═══ SELECTED EXTRACT ═══

In today’s world, it can be difficult for parents to know what healthy eating looks like in teenagers. On one hand, conventional wisdom says that growing teenagers will eat you out of house and home. On the other hand, the news is packed with stories about the obesity epidemic and how so many of our teens are overweight and facing life-long health problems. With conflicting messages coming from the media, many parents are looking for guidance or a frame of reference of what a healthy teenage diet looks like and when it may be time to seek the help of a professional.
As with most things, the real answer is that the amount of calories your teen needs each day really depends on your teen. Student athletes likely need more calories than their more sedentary peers. Boys generally need more than girls. Teens in the midst of a growth spurt may need more calories than those who are not. However, there are some basic guidelines that can give parents an idea of how much is too much, how much is not enough, and what really makes up a healthy balanced diet for today’s teen.

═══ DATASET CONTENT ═══

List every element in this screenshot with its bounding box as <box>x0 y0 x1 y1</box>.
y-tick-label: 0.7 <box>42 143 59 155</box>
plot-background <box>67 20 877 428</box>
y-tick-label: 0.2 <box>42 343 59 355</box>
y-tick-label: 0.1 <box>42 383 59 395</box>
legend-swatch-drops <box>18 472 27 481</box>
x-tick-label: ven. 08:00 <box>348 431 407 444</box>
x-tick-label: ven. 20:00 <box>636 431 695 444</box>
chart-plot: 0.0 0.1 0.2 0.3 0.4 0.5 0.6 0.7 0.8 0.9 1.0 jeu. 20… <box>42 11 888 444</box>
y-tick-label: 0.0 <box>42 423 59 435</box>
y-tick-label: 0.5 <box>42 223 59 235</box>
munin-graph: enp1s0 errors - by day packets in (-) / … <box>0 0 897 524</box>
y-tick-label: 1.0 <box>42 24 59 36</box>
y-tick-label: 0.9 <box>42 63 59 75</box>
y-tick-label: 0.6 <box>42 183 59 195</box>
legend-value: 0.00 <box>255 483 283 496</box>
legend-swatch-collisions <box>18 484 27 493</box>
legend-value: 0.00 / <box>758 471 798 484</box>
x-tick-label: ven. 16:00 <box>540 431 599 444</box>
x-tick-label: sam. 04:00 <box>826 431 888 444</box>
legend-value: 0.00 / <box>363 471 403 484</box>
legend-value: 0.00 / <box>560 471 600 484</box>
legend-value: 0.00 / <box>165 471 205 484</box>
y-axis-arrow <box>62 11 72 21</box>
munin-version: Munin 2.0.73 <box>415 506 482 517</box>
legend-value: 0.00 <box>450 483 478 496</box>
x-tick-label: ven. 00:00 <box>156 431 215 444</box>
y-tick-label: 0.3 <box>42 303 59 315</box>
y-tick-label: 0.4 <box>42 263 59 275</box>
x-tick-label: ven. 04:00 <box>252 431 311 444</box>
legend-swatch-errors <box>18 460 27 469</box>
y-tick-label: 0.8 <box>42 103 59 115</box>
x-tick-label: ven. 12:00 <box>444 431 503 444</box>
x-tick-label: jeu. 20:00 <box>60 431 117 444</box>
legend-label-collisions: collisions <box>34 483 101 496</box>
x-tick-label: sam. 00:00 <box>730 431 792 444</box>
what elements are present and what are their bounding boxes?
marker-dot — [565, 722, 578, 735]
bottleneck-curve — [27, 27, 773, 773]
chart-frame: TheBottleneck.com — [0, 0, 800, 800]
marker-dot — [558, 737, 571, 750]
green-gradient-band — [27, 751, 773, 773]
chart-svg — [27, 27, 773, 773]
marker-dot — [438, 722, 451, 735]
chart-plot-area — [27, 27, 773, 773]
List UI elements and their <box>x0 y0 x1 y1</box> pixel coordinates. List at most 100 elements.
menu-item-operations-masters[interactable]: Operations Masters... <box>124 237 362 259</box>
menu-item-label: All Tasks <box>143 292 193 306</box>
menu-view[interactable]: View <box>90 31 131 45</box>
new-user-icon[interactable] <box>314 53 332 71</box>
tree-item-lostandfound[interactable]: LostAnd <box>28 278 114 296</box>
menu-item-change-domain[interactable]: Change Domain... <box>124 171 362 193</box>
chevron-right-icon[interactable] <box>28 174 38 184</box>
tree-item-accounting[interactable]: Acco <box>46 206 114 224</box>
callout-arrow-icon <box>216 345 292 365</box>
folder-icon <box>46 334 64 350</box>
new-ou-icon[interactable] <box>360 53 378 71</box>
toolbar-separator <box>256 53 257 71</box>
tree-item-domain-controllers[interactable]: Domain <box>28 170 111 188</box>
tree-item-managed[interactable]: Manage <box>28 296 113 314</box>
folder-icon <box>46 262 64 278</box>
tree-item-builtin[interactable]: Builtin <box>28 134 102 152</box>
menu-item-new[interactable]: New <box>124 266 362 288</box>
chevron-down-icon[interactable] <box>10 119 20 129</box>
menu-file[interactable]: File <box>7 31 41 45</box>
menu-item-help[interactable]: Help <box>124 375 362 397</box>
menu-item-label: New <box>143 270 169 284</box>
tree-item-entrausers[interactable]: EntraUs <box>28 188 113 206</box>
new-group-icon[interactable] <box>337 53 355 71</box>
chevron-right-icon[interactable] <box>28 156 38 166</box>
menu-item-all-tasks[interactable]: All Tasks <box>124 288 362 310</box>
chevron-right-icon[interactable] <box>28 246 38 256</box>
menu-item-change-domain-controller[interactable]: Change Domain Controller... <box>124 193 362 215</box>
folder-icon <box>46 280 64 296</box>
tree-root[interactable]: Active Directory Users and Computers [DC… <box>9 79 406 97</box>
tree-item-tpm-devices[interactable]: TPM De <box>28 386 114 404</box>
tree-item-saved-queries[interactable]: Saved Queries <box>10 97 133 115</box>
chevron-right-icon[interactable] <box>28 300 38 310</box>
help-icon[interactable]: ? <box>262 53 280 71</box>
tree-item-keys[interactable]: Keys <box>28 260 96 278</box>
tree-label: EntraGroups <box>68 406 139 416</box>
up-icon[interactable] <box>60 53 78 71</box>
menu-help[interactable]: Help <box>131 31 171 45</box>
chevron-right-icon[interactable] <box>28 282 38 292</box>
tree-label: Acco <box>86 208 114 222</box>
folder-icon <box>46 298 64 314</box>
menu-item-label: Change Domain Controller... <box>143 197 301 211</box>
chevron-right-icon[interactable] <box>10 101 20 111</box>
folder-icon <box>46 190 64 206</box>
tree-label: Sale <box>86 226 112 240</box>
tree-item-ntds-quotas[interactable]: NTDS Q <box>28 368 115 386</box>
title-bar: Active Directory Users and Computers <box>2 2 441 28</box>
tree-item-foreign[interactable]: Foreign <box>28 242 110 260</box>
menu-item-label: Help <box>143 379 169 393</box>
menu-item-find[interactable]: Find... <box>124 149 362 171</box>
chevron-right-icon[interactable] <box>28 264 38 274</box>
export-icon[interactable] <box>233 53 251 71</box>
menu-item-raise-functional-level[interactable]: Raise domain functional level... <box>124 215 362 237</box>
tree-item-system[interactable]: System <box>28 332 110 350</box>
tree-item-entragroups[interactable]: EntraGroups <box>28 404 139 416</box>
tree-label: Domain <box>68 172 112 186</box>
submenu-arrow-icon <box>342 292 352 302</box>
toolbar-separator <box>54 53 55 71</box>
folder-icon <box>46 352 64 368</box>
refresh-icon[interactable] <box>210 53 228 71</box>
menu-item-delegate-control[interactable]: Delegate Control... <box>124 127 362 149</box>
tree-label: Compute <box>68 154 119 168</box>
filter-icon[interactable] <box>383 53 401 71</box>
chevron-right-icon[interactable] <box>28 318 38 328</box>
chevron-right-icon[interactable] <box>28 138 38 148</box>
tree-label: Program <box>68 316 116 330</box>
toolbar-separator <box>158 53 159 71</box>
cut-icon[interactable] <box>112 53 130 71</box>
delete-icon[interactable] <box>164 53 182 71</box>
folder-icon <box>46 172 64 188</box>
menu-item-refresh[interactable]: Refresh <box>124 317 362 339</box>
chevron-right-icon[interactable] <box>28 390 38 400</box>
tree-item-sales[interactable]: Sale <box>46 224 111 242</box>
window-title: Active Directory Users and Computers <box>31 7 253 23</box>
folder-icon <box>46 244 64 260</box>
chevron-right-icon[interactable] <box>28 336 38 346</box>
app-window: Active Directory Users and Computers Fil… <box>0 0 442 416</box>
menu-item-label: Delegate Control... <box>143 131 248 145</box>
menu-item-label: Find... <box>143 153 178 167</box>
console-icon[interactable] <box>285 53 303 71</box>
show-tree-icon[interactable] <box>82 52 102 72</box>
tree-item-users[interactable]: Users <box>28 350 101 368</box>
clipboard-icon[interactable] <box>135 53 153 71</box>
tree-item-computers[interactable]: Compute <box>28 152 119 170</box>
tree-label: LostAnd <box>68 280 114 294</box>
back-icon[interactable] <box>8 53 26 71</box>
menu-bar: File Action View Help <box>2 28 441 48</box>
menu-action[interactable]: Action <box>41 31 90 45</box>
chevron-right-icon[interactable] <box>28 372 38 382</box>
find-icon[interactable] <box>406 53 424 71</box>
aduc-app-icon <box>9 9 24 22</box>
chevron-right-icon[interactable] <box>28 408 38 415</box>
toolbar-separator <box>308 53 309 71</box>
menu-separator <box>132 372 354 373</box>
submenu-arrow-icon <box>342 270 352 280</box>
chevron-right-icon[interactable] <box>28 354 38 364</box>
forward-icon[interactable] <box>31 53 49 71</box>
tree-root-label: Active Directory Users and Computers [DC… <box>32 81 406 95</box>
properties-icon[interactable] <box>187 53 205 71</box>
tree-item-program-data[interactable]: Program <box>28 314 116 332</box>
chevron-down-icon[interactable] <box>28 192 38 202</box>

═══

* **EXERCISE OBJECTIVE**
Copy out the passage on healthy eating for teenagers in full, with every word and punctuation mark unchanged.

* **ANSWER SECTION**
In today’s world, it can be difficult for parents to know what healthy eating looks like in teenagers. On one hand, conventional wisdom says that growing teenagers will eat you out of house and home. On the other hand, the news is packed with stories about the obesity epidemic and how so many of our teens are overweight and facing life-long health problems. With conflicting messages coming from the media, many parents are looking for guidance or a frame of reference of what a healthy teenage diet looks like and when it may be time to seek the help of a professional.
As with most things, the real answer is that the amount of calories your teen needs each day really depends on your teen. Student athletes likely need more calories than their more sedentary peers. Boys generally need more than girls. Teens in the midst of a growth spurt may need more calories than those who are not. However, there are some basic guidelines that can give parents an idea of how much is too much, how much is not enough, and what really makes up a healthy balanced diet for today’s teen.